[DATA FOR THIS EXERCISE start]
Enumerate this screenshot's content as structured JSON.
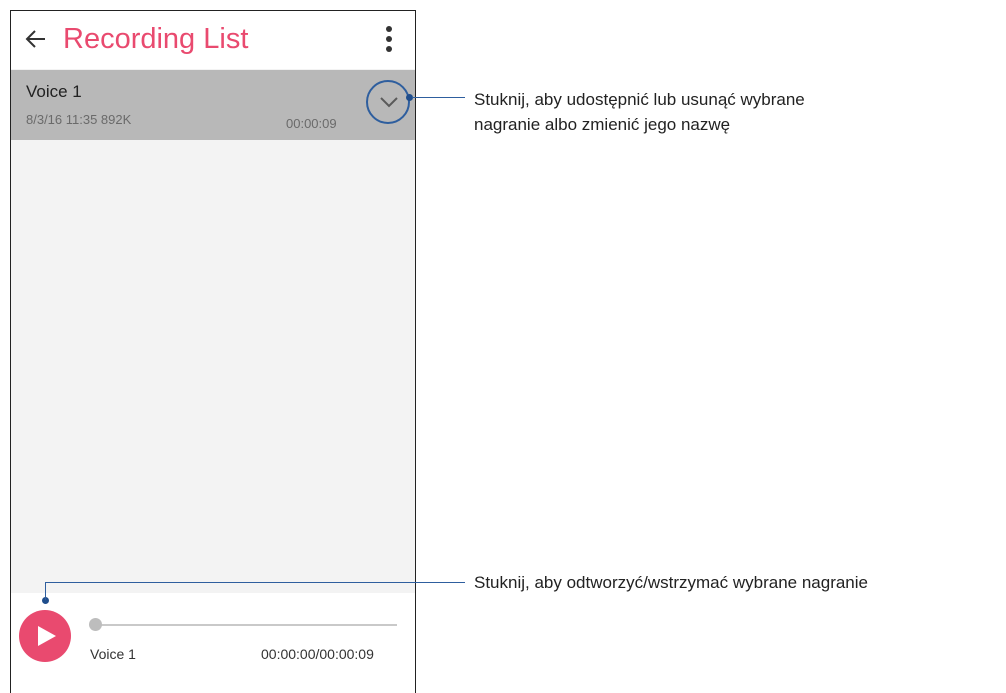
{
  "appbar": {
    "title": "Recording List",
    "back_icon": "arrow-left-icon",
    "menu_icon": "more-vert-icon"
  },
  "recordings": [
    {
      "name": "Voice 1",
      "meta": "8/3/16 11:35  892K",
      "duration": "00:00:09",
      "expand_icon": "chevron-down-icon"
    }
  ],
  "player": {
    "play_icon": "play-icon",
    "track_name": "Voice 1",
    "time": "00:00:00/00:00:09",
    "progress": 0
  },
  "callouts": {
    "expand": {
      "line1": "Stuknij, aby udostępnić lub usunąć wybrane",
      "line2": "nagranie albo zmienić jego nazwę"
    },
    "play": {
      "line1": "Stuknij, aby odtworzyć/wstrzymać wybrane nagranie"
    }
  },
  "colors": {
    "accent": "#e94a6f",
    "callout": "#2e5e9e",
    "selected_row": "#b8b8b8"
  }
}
[DATA FOR THIS EXERCISE end]
[DATA FOR THIS EXERCISE start]
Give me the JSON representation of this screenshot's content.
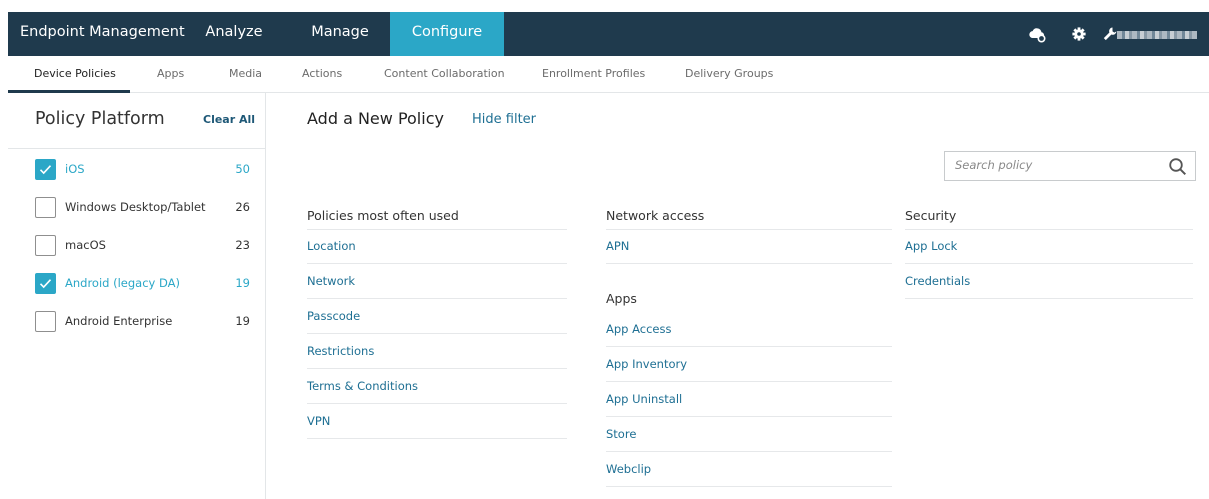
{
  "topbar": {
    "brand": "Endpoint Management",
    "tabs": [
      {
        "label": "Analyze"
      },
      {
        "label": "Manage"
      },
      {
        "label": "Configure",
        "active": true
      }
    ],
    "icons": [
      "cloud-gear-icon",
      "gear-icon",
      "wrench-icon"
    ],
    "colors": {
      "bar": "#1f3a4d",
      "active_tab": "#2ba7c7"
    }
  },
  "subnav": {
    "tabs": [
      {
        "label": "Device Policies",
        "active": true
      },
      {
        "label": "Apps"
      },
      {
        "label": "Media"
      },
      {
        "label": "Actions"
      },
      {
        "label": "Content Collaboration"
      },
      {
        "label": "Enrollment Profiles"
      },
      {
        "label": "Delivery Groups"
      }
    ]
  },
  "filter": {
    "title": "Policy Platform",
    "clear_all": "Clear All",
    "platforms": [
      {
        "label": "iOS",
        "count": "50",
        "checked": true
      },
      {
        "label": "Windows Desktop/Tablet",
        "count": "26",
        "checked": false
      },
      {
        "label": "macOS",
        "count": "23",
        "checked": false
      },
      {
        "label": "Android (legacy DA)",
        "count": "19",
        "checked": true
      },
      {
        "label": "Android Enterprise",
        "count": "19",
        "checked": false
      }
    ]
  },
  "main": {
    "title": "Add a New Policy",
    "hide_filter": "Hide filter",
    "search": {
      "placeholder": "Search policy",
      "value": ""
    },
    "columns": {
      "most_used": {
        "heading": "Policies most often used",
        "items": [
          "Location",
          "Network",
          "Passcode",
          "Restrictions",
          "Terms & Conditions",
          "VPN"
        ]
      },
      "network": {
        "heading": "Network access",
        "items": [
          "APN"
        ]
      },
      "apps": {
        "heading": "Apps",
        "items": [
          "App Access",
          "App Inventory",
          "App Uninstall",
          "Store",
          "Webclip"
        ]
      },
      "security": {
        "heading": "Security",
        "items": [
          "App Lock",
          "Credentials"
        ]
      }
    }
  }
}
[DATA FOR THIS EXERCISE end]
[DATA FOR THIS EXERCISE start]
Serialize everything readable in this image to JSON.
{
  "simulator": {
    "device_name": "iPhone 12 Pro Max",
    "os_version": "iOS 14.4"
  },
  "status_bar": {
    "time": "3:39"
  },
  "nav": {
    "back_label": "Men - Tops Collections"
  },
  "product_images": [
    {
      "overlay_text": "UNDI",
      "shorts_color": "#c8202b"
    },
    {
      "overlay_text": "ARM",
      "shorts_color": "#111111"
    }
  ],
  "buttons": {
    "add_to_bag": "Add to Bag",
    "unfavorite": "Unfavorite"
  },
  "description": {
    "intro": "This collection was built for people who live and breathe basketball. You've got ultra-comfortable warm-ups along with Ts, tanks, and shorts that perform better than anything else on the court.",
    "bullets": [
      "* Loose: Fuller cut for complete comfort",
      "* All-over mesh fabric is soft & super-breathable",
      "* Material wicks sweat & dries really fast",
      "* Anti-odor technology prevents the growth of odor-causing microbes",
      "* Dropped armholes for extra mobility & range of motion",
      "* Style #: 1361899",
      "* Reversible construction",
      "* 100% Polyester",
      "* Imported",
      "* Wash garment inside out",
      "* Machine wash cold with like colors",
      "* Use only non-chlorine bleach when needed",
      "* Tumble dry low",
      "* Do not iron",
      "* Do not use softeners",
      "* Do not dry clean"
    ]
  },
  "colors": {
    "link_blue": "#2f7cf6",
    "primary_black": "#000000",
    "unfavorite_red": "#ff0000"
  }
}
[DATA FOR THIS EXERCISE end]
## WRITTEN INSTRUCTION
In the entries above, find each line with the word "title" and copy it.

## EXERCISE ANSWER
    "title": "Recording List",
    "title": "Policy Platform",
    "title": "Add a New Policy",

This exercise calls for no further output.